Please print every record below exactly as it appears.

======== Records provided ========

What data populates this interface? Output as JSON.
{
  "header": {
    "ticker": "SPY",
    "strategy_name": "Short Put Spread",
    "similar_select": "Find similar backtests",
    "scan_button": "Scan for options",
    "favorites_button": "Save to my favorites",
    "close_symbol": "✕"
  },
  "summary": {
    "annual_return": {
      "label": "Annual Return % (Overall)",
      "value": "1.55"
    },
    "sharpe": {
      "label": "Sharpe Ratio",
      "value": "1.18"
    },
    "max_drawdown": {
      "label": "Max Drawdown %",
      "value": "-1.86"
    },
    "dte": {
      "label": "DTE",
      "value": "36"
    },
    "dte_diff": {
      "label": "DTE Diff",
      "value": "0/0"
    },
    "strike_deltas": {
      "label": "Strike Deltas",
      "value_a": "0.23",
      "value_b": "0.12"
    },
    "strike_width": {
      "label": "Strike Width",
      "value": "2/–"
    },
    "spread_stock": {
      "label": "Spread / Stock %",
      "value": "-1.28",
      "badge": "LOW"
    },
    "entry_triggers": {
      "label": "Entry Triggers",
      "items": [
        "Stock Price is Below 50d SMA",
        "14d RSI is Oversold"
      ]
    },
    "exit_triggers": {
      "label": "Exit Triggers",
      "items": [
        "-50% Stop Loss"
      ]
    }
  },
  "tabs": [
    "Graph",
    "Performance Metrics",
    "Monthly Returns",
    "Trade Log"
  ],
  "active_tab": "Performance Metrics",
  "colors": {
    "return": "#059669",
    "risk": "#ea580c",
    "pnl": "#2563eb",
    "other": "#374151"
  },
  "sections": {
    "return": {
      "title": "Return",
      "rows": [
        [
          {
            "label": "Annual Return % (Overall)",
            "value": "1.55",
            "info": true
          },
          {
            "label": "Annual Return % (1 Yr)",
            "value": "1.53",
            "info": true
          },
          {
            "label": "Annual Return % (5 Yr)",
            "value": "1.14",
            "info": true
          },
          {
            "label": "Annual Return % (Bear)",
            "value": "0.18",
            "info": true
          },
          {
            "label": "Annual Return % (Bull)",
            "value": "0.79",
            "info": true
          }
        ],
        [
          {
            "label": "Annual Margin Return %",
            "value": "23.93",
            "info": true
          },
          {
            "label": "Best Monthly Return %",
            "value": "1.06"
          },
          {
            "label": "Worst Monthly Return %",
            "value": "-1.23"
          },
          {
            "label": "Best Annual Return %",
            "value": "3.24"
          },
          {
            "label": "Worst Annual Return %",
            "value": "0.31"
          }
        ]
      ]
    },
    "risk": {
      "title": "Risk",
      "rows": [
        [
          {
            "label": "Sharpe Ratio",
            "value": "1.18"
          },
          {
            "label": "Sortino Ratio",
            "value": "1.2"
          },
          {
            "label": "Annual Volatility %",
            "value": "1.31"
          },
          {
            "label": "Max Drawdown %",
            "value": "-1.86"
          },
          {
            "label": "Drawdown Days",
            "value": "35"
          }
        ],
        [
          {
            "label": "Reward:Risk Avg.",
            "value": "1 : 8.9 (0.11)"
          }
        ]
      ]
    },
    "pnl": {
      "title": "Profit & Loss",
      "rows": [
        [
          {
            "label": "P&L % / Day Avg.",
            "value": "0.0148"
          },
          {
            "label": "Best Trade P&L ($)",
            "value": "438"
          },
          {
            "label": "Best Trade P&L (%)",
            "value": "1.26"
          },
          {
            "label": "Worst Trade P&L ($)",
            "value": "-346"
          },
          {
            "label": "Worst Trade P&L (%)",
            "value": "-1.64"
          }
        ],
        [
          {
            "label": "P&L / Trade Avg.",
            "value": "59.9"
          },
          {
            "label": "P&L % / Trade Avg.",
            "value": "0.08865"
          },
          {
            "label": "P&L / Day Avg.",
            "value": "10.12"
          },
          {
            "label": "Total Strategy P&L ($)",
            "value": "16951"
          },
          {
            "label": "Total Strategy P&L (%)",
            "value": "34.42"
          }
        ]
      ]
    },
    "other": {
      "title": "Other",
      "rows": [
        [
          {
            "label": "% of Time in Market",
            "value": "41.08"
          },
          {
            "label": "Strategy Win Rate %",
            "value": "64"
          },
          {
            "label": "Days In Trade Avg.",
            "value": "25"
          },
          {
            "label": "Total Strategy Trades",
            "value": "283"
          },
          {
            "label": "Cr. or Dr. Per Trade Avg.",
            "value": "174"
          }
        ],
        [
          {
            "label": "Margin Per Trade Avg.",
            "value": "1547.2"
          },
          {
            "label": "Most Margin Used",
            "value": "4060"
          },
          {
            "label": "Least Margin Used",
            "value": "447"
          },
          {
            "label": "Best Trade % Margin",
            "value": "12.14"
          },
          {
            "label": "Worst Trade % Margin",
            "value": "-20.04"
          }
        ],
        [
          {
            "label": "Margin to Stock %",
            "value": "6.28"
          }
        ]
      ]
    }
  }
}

========

§ **In response**
What data populates this interface? Output as JSON.
{
  "header": {
    "ticker": "SPY",
    "strategy_name": "Short Put Spread",
    "similar_select": "Find similar backtests",
    "scan_button": "Scan for options",
    "favorites_button": "Save to my favorites",
    "close_symbol": "✕"
  },
  "summary": {
    "annual_return": {
      "label": "Annual Return % (Overall)",
      "value": "1.55"
    },
    "sharpe": {
      "label": "Sharpe Ratio",
      "value": "1.18"
    },
    "max_drawdown": {
      "label": "Max Drawdown %",
      "value": "-1.86"
    },
    "dte": {
      "label": "DTE",
      "value": "36"
    },
    "dte_diff": {
      "label": "DTE Diff",
      "value": "0/0"
    },
    "strike_deltas": {
      "label": "Strike Deltas",
      "value_a": "0.23",
      "value_b": "0.12"
    },
    "strike_width": {
      "label": "Strike Width",
      "value": "2/–"
    },
    "spread_stock": {
      "label": "Spread / Stock %",
      "value": "-1.28",
      "badge": "LOW"
    },
    "entry_triggers": {
      "label": "Entry Triggers",
      "items": [
        "Stock Price is Below 50d SMA",
        "14d RSI is Oversold"
      ]
    },
    "exit_triggers": {
      "label": "Exit Triggers",
      "items": [
        "-50% Stop Loss"
      ]
    }
  },
  "tabs": [
    "Graph",
    "Performance Metrics",
    "Monthly Returns",
    "Trade Log"
  ],
  "active_tab": "Performance Metrics",
  "colors": {
    "return": "#059669",
    "risk": "#ea580c",
    "pnl": "#2563eb",
    "other": "#374151"
  },
  "sections": {
    "return": {
      "title": "Return",
      "rows": [
        [
          {
            "label": "Annual Return % (Overall)",
            "value": "1.55",
            "info": true
          },
          {
            "label": "Annual Return % (1 Yr)",
            "value": "1.53",
            "info": true
          },
          {
            "label": "Annual Return % (5 Yr)",
            "value": "1.14",
            "info": true
          },
          {
            "label": "Annual Return % (Bear)",
            "value": "0.18",
            "info": true
          },
          {
            "label": "Annual Return % (Bull)",
            "value": "0.79",
            "info": true
          }
        ],
        [
          {
            "label": "Annual Margin Return %",
            "value": "23.93",
            "info": true
          },
          {
            "label": "Best Monthly Return %",
            "value": "1.06"
          },
          {
            "label": "Worst Monthly Return %",
            "value": "-1.23"
          },
          {
            "label": "Best Annual Return %",
            "value": "3.24"
          },
          {
            "label": "Worst Annual Return %",
            "value": "0.31"
          }
        ]
      ]
    },
    "risk": {
      "title": "Risk",
      "rows": [
        [
          {
            "label": "Sharpe Ratio",
            "value": "1.18"
          },
          {
            "label": "Sortino Ratio",
            "value": "1.2"
          },
          {
            "label": "Annual Volatility %",
            "value": "1.31"
          },
          {
            "label": "Max Drawdown %",
            "value": "-1.86"
          },
          {
            "label": "Drawdown Days",
            "value": "35"
          }
        ],
        [
          {
            "label": "Reward:Risk Avg.",
            "value": "1 : 8.9 (0.11)"
          }
        ]
      ]
    },
    "pnl": {
      "title": "Profit & Loss",
      "rows": [
        [
          {
            "label": "P&L % / Day Avg.",
            "value": "0.0148"
          },
          {
            "label": "Best Trade P&L ($)",
            "value": "438"
          },
          {
            "label": "Best Trade P&L (%)",
            "value": "1.26"
          },
          {
            "label": "Worst Trade P&L ($)",
            "value": "-346"
          },
          {
            "label": "Worst Trade P&L (%)",
            "value": "-1.64"
          }
        ],
        [
          {
            "label": "P&L / Trade Avg.",
            "value": "59.9"
          },
          {
            "label": "P&L % / Trade Avg.",
            "value": "0.08865"
          },
          {
            "label": "P&L / Day Avg.",
            "value": "10.12"
          },
          {
            "label": "Total Strategy P&L ($)",
            "value": "16951"
          },
          {
            "label": "Total Strategy P&L (%)",
            "value": "34.42"
          }
        ]
      ]
    },
    "other": {
      "title": "Other",
      "rows": [
        [
          {
            "label": "% of Time in Market",
            "value": "41.08"
          },
          {
            "label": "Strategy Win Rate %",
            "value": "64"
          },
          {
            "label": "Days In Trade Avg.",
            "value": "25"
          },
          {
            "label": "Total Strategy Trades",
            "value": "283"
          },
          {
            "label": "Cr. or Dr. Per Trade Avg.",
            "value": "174"
          }
        ],
        [
          {
            "label": "Margin Per Trade Avg.",
            "value": "1547.2"
          },
          {
            "label": "Most Margin Used",
            "value": "4060"
          },
          {
            "label": "Least Margin Used",
            "value": "447"
          },
          {
            "label": "Best Trade % Margin",
            "value": "12.14"
          },
          {
            "label": "Worst Trade % Margin",
            "value": "-20.04"
          }
        ],
        [
          {
            "label": "Margin to Stock %",
            "value": "6.28"
          }
        ]
      ]
    }
  }
}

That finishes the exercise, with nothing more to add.